-- start of Record excerpts --
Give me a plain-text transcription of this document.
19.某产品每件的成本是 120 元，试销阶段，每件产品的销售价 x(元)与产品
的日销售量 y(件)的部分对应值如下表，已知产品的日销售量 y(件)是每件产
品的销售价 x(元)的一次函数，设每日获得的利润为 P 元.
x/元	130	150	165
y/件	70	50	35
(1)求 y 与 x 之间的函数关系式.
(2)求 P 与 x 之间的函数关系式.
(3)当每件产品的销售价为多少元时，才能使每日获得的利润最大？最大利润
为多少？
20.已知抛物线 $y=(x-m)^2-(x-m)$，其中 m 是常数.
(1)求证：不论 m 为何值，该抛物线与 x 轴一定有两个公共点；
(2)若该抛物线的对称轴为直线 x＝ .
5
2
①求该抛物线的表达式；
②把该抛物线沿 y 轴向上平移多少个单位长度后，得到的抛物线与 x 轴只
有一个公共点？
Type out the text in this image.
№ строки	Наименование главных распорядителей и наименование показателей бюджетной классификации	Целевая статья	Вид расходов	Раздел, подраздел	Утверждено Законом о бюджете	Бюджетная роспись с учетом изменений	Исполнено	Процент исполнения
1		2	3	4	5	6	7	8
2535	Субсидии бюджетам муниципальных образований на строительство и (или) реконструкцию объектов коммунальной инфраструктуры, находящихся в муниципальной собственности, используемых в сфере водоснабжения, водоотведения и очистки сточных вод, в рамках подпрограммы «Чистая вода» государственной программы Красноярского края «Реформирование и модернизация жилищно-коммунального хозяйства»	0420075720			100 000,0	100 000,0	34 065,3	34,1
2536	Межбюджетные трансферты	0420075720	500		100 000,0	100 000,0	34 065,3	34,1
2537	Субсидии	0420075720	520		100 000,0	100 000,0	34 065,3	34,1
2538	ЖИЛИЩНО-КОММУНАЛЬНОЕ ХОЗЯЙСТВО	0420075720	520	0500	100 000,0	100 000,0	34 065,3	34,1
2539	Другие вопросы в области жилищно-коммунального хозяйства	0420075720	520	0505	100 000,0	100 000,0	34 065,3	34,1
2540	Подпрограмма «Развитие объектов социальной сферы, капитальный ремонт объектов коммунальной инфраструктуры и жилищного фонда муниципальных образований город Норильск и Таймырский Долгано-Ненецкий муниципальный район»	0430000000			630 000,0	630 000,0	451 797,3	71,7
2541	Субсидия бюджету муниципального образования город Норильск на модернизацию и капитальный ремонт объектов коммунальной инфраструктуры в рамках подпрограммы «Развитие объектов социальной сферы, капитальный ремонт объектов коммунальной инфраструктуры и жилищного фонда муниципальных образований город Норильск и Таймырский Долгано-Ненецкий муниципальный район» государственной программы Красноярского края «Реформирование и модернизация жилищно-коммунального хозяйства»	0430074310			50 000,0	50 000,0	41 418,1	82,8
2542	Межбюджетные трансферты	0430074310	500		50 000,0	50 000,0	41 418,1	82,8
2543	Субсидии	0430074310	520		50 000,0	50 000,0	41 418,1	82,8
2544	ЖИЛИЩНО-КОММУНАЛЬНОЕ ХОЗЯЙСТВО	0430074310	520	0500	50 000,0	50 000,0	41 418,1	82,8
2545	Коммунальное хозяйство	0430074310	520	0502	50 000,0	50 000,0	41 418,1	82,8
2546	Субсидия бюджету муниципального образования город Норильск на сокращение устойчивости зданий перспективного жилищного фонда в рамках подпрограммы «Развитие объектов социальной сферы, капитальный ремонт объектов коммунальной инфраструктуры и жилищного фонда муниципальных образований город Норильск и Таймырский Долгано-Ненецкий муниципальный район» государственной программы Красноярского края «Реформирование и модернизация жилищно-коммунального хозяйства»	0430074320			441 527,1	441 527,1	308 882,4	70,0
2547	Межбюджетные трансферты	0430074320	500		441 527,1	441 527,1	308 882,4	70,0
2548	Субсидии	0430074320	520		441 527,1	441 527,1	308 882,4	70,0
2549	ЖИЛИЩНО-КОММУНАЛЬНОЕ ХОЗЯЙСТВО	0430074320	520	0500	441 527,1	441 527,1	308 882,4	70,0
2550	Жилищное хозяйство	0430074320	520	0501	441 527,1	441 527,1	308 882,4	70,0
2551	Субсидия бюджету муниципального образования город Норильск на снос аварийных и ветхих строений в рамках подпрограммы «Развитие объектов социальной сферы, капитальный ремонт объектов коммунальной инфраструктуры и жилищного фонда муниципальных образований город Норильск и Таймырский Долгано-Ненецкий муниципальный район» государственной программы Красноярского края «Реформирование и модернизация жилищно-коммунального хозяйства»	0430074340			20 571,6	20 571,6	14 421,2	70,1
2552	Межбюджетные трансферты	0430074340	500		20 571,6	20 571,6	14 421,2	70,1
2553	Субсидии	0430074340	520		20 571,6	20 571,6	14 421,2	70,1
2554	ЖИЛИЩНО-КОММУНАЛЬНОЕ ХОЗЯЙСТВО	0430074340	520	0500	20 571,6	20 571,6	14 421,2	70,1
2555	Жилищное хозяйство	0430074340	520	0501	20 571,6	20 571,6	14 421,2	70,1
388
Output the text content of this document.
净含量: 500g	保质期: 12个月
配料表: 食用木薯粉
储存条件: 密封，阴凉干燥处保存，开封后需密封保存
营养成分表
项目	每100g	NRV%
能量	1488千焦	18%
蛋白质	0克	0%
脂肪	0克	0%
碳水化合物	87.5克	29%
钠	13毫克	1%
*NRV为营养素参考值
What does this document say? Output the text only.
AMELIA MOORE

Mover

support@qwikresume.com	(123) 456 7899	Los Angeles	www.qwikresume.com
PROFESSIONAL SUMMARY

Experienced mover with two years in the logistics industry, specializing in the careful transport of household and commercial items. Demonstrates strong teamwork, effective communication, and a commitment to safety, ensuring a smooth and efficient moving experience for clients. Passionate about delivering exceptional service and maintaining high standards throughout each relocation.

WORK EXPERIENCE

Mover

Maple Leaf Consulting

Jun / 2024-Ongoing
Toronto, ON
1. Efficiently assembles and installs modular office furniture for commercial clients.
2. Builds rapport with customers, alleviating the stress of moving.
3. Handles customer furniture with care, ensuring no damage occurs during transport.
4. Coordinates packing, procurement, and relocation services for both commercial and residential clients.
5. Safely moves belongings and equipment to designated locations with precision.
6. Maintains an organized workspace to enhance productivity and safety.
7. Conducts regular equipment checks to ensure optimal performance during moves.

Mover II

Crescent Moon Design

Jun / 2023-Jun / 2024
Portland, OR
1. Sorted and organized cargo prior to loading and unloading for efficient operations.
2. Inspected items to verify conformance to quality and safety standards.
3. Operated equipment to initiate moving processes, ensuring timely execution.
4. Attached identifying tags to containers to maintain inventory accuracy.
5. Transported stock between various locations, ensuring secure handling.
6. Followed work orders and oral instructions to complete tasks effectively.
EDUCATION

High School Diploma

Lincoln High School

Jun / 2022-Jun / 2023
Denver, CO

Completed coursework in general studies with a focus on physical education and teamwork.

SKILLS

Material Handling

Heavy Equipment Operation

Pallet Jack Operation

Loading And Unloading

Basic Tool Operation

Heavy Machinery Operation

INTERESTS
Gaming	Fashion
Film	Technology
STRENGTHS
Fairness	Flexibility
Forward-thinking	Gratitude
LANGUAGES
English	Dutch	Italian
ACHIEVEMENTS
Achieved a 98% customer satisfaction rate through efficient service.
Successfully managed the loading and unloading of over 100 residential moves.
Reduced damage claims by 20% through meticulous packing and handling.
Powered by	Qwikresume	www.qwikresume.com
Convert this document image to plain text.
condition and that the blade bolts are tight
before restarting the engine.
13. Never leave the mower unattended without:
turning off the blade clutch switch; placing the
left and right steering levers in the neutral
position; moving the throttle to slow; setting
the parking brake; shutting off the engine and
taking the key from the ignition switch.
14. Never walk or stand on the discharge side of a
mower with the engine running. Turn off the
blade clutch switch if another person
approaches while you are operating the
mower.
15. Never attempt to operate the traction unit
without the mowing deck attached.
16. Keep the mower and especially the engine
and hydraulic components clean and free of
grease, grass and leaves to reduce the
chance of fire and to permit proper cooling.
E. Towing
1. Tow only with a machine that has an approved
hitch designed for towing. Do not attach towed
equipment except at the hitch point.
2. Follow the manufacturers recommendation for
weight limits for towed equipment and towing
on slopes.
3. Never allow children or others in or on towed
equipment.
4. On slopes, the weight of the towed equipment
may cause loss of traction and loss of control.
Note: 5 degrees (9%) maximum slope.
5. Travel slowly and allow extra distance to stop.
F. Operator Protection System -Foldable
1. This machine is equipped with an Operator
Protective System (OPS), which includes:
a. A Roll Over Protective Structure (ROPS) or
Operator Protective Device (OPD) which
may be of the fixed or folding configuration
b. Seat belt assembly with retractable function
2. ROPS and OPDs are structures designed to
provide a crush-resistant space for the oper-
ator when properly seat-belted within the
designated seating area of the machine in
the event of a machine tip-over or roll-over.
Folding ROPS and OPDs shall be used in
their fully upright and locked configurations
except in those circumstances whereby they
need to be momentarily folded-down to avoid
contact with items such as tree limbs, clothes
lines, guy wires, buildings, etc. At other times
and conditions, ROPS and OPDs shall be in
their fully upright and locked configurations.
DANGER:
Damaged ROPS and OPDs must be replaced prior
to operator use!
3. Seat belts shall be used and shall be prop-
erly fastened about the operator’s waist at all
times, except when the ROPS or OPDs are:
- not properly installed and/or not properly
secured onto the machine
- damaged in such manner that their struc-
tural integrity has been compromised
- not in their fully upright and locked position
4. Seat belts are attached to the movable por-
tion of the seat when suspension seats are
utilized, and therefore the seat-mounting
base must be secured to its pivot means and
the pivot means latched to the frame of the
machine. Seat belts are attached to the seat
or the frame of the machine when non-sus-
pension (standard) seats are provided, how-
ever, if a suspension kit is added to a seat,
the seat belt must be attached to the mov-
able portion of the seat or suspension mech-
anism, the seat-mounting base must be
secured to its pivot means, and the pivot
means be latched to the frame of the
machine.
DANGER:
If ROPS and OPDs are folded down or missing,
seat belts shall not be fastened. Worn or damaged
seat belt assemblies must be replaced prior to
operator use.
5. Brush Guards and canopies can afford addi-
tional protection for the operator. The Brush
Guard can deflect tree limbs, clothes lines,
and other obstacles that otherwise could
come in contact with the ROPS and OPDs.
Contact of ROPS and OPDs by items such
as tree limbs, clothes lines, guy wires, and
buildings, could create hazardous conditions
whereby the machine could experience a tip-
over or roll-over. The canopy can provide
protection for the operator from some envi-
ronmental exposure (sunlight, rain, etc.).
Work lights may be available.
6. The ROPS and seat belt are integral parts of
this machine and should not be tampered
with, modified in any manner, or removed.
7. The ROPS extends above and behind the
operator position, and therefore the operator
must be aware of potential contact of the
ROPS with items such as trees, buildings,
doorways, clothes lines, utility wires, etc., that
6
-- end of Record excerpts --
What needs to be done:
Filter the records above and return every line that holds the word "when".

Complete output:
ator when properly seat-belted within the
times, except when the ROPS or OPDs are:
tion of the seat when suspension seats are
or the frame of the machine when non-sus-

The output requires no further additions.